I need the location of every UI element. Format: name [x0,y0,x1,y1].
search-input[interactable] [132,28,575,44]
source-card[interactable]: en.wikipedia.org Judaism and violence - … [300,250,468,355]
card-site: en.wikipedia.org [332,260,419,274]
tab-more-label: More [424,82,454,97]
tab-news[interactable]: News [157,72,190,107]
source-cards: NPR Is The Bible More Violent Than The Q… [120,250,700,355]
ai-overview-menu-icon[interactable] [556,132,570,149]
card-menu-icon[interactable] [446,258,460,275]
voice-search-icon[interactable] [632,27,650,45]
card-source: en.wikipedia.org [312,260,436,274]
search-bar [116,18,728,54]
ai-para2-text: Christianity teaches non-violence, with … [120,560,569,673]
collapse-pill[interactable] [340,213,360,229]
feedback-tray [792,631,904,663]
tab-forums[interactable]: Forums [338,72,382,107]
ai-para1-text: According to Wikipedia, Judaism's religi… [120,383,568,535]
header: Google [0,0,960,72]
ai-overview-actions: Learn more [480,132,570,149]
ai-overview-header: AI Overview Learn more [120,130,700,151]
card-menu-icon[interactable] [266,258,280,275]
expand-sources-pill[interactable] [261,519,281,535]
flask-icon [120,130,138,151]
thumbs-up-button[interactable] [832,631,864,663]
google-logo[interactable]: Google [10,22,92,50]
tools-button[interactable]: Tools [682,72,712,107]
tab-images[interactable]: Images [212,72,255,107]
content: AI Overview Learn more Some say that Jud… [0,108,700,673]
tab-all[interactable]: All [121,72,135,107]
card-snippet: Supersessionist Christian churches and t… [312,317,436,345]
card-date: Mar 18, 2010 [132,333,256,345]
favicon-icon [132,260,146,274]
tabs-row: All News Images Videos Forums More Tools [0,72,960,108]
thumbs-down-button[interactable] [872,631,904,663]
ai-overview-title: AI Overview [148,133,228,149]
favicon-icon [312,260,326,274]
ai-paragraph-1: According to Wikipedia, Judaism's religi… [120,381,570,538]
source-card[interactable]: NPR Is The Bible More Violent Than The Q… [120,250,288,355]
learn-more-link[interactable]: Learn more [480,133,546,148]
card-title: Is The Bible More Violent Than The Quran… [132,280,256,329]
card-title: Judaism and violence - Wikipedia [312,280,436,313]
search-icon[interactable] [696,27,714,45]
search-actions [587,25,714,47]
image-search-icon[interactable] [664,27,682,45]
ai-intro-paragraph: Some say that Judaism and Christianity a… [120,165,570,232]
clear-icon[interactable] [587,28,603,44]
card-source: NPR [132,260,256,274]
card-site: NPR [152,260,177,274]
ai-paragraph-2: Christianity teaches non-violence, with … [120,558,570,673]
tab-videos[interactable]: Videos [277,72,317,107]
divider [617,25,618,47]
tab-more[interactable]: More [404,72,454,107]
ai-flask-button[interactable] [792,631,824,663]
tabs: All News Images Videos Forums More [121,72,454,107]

§ **Objective**
Rewrite all of the lines above, replacing each "favicon-icon" with "site-icon" and leaving everything else untouched.

§ **Task solution**
I need the location of every UI element. Format: name [x0,y0,x1,y1].
search-input[interactable] [132,28,575,44]
source-card[interactable]: en.wikipedia.org Judaism and violence - … [300,250,468,355]
card-site: en.wikipedia.org [332,260,419,274]
tab-more-label: More [424,82,454,97]
tab-news[interactable]: News [157,72,190,107]
source-cards: NPR Is The Bible More Violent Than The Q… [120,250,700,355]
ai-overview-menu-icon[interactable] [556,132,570,149]
card-menu-icon[interactable] [446,258,460,275]
voice-search-icon[interactable] [632,27,650,45]
card-source: en.wikipedia.org [312,260,436,274]
search-bar [116,18,728,54]
ai-para2-text: Christianity teaches non-violence, with … [120,560,569,673]
collapse-pill[interactable] [340,213,360,229]
feedback-tray [792,631,904,663]
tab-forums[interactable]: Forums [338,72,382,107]
ai-para1-text: According to Wikipedia, Judaism's religi… [120,383,568,535]
header: Google [0,0,960,72]
ai-overview-actions: Learn more [480,132,570,149]
ai-overview-header: AI Overview Learn more [120,130,700,151]
card-menu-icon[interactable] [266,258,280,275]
expand-sources-pill[interactable] [261,519,281,535]
flask-icon [120,130,138,151]
thumbs-up-button[interactable] [832,631,864,663]
google-logo[interactable]: Google [10,22,92,50]
tools-button[interactable]: Tools [682,72,712,107]
tab-images[interactable]: Images [212,72,255,107]
content: AI Overview Learn more Some say that Jud… [0,108,700,673]
tab-all[interactable]: All [121,72,135,107]
card-snippet: Supersessionist Christian churches and t… [312,317,436,345]
card-date: Mar 18, 2010 [132,333,256,345]
site-icon [132,260,146,274]
tabs-row: All News Images Videos Forums More Tools [0,72,960,108]
thumbs-down-button[interactable] [872,631,904,663]
ai-overview-title: AI Overview [148,133,228,149]
site-icon [312,260,326,274]
ai-paragraph-1: According to Wikipedia, Judaism's religi… [120,381,570,538]
source-card[interactable]: NPR Is The Bible More Violent Than The Q… [120,250,288,355]
learn-more-link[interactable]: Learn more [480,133,546,148]
card-title: Is The Bible More Violent Than The Quran… [132,280,256,329]
card-title: Judaism and violence - Wikipedia [312,280,436,313]
search-icon[interactable] [696,27,714,45]
search-actions [587,25,714,47]
image-search-icon[interactable] [664,27,682,45]
ai-intro-paragraph: Some say that Judaism and Christianity a… [120,165,570,232]
clear-icon[interactable] [587,28,603,44]
card-source: NPR [132,260,256,274]
card-site: NPR [152,260,177,274]
ai-paragraph-2: Christianity teaches non-violence, with … [120,558,570,673]
tab-videos[interactable]: Videos [277,72,317,107]
divider [617,25,618,47]
tab-more[interactable]: More [404,72,454,107]
ai-flask-button[interactable] [792,631,824,663]
tabs: All News Images Videos Forums More [121,72,454,107]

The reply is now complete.